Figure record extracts
- - - -
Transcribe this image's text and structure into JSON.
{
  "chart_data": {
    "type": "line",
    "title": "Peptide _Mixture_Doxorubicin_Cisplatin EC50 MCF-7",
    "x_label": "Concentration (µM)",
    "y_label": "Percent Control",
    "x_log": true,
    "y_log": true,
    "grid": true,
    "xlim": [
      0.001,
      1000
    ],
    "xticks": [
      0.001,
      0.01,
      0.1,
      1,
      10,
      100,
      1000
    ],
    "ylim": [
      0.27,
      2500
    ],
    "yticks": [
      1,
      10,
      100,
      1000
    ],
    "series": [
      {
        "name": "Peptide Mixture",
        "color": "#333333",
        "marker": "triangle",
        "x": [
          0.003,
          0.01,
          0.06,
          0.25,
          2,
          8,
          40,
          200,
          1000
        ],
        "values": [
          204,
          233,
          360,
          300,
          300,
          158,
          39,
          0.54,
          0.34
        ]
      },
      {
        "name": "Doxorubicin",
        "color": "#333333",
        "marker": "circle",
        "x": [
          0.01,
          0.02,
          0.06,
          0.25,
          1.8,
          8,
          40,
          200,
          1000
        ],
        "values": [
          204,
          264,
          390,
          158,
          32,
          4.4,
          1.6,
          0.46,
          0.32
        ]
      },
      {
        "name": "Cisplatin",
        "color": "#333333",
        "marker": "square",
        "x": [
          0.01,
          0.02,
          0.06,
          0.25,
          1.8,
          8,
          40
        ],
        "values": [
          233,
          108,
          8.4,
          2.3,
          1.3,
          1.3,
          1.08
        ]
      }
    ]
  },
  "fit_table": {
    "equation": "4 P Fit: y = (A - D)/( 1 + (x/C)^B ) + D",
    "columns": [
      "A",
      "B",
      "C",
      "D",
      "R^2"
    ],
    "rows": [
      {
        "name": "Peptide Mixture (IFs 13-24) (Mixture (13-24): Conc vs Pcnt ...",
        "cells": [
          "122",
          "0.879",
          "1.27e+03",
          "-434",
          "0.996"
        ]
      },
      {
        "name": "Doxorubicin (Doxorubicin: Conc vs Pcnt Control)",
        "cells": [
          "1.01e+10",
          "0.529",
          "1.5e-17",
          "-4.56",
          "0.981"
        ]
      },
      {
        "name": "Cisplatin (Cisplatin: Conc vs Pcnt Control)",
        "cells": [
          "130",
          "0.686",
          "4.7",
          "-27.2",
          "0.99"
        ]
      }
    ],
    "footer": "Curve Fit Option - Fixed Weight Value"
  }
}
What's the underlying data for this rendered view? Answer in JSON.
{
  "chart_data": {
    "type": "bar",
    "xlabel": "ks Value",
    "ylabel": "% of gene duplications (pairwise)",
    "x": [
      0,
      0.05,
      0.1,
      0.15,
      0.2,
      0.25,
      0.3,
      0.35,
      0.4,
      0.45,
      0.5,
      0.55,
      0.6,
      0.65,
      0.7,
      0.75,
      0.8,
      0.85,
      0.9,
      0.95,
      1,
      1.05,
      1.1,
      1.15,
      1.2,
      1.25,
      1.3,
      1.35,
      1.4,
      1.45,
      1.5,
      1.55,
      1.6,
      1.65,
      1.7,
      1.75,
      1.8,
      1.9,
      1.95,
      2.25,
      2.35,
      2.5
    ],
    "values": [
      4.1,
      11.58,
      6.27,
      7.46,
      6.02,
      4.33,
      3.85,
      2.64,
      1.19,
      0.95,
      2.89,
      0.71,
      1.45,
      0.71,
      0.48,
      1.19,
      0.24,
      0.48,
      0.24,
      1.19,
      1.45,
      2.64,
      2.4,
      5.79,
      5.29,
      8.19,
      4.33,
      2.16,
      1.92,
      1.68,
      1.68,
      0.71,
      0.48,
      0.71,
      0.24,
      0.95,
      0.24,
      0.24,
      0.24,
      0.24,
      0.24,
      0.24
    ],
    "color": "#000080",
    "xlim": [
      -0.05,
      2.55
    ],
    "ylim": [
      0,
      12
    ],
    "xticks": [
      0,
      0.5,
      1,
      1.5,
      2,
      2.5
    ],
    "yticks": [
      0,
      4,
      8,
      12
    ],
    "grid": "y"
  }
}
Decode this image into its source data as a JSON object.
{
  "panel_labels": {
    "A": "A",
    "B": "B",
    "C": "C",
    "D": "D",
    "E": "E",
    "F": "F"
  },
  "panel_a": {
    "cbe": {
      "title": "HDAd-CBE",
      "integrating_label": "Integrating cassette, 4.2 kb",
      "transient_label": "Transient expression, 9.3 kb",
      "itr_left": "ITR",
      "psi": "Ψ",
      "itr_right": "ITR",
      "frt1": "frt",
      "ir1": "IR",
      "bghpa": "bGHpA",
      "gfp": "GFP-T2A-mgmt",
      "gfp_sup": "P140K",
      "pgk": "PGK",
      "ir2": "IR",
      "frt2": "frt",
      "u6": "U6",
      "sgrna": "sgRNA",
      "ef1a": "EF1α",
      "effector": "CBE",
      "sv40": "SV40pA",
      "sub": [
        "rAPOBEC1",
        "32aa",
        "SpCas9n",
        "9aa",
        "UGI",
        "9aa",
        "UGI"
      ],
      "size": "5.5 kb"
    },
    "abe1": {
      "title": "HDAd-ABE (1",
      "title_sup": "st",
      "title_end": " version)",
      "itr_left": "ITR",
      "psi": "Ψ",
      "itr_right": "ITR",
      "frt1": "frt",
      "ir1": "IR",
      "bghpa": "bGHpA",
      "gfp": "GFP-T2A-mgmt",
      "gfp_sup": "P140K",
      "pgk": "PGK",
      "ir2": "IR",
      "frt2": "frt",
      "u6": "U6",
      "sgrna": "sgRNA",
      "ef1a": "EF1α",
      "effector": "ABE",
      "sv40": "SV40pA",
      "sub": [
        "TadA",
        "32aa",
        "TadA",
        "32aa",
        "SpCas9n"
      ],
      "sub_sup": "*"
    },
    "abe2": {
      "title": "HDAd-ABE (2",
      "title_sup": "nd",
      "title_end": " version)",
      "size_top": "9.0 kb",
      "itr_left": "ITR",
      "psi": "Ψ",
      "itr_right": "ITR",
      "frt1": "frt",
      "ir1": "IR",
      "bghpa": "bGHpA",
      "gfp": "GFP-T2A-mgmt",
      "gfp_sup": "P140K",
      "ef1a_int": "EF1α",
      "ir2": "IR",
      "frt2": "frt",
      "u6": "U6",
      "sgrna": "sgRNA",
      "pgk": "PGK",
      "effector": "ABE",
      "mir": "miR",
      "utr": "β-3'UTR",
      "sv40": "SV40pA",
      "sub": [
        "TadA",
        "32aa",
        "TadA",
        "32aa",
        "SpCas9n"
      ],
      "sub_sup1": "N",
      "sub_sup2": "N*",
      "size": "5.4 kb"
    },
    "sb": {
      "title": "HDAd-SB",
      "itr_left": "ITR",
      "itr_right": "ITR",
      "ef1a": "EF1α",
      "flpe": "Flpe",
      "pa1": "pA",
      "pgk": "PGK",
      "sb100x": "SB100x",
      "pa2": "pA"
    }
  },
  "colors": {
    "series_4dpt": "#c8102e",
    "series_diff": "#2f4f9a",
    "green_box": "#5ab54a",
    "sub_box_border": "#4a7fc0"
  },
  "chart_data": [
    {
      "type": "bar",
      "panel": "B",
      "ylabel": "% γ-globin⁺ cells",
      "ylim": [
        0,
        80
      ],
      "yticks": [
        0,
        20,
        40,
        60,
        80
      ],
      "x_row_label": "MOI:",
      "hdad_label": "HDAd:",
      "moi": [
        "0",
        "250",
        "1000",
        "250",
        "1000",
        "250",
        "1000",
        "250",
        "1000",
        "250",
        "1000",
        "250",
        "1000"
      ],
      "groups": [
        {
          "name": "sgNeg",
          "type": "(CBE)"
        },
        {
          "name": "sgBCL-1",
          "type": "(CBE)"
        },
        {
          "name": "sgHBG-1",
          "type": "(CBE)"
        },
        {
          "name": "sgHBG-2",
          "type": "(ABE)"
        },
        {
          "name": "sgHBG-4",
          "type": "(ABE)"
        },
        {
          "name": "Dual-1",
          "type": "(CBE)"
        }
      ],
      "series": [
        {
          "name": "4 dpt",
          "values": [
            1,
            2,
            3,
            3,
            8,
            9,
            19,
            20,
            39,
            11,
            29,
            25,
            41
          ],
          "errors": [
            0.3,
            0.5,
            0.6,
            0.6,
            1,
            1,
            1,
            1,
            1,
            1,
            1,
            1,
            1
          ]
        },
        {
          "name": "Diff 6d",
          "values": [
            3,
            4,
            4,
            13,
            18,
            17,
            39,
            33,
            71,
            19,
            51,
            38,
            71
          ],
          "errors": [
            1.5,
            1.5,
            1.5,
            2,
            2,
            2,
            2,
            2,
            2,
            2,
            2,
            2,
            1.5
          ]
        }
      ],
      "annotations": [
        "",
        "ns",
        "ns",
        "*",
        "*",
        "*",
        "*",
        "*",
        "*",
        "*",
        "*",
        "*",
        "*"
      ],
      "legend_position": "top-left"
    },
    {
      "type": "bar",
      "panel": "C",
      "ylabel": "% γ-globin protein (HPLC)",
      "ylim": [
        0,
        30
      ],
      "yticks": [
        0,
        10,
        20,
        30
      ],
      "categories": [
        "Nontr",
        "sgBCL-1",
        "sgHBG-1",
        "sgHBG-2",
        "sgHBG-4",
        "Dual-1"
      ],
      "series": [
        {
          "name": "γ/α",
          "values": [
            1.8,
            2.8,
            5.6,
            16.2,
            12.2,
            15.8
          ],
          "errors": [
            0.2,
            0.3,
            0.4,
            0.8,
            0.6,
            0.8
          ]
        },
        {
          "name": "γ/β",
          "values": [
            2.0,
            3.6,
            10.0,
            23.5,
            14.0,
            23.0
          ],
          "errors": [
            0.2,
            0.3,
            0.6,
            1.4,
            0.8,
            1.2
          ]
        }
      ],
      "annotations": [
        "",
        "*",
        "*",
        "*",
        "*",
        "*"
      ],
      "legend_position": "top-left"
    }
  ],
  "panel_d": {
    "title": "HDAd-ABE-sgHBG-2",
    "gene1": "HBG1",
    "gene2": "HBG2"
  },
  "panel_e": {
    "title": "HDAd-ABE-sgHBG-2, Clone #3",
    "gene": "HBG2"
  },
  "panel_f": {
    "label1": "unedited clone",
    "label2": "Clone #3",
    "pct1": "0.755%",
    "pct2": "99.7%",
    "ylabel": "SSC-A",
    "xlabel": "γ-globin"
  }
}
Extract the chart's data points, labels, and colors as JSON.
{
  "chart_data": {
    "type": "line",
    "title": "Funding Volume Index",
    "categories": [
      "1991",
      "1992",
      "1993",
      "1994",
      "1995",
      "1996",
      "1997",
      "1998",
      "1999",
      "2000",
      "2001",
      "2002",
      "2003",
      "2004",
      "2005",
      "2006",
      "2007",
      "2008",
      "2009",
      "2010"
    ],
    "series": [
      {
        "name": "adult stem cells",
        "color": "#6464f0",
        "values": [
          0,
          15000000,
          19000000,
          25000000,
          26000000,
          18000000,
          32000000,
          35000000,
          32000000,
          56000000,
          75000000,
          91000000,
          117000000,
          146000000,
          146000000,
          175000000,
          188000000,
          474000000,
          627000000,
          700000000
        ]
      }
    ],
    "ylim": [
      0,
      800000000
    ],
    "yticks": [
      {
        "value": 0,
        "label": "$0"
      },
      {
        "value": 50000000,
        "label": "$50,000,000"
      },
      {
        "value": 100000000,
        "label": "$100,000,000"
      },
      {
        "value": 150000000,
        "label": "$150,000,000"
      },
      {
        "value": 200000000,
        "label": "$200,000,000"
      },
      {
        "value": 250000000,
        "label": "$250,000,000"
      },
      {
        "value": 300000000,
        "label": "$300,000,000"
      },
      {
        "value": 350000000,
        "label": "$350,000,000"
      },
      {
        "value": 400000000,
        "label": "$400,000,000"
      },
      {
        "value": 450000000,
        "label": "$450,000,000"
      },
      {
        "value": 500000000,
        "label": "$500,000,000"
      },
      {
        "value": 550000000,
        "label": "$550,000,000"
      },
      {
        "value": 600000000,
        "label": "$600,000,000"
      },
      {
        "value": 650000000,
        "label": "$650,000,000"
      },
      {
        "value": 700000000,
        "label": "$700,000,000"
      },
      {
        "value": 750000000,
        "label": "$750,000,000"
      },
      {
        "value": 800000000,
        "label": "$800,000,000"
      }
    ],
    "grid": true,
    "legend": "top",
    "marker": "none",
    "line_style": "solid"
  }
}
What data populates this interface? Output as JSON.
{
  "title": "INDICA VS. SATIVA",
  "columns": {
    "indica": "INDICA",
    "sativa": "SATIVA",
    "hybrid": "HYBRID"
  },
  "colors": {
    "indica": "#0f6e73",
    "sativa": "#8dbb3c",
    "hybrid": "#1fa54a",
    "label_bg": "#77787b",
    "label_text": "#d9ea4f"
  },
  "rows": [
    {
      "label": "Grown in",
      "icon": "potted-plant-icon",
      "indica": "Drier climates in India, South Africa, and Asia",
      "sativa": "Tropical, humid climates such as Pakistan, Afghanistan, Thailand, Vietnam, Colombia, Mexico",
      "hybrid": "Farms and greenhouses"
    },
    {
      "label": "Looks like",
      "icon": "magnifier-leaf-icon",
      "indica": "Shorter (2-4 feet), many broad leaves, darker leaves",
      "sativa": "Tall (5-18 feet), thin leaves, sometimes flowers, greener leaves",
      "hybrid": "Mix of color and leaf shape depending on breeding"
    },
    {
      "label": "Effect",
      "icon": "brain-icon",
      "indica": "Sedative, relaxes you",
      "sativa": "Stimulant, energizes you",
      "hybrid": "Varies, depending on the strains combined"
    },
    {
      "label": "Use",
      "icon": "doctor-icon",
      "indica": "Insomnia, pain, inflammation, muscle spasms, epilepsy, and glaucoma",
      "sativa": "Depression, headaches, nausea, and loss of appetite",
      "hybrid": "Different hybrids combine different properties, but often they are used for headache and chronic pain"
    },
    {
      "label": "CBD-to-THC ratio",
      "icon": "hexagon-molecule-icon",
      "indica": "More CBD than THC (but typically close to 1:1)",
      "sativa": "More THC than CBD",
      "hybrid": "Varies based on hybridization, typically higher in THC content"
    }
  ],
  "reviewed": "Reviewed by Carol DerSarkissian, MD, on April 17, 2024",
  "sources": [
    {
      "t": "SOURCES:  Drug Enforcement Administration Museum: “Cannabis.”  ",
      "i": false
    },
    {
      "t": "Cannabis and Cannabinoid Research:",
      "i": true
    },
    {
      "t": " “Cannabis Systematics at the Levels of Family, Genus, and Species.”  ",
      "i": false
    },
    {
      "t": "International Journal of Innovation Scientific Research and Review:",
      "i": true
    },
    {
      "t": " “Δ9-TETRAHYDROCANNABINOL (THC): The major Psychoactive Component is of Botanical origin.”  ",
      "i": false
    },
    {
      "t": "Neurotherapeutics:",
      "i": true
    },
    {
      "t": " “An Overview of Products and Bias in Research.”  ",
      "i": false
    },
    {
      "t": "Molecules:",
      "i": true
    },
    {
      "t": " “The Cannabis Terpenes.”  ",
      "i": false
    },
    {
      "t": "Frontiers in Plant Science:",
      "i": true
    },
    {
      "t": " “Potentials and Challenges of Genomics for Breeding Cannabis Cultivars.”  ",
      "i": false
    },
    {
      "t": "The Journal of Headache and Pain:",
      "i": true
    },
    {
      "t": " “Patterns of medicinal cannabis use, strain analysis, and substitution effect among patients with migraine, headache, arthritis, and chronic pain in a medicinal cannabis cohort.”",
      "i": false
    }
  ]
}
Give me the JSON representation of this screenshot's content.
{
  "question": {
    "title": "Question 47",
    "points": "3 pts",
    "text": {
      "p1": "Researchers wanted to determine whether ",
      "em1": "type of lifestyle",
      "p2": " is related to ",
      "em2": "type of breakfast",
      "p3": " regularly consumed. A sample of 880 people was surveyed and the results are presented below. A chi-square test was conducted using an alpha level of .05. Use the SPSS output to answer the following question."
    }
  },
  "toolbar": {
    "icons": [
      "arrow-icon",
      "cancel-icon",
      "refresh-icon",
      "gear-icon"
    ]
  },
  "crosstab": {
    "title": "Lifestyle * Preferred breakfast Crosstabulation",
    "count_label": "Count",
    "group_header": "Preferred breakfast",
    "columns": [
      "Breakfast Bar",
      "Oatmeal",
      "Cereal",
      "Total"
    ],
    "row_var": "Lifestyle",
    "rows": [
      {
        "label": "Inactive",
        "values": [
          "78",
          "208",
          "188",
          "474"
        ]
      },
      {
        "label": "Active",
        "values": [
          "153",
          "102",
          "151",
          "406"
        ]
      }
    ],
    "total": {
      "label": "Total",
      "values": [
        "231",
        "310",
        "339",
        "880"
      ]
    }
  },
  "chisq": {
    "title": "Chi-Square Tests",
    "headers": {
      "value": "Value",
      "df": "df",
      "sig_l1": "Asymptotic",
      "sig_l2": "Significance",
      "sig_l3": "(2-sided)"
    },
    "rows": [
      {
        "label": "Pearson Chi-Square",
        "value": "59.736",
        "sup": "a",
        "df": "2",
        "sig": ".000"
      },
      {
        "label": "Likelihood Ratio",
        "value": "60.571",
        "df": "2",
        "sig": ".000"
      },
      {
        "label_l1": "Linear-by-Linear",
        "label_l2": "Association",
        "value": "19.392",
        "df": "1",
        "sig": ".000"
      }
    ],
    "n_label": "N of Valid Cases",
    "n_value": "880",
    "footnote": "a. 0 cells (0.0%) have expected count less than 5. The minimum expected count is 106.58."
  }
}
- - - -
## YOUR INSTRUCTIONS
The lines to return are those in the records above that hold the word "Preferred".

## FINISHED TASK
    "title": "Lifestyle * Preferred breakfast Crosstabulation",
    "group_header": "Preferred breakfast",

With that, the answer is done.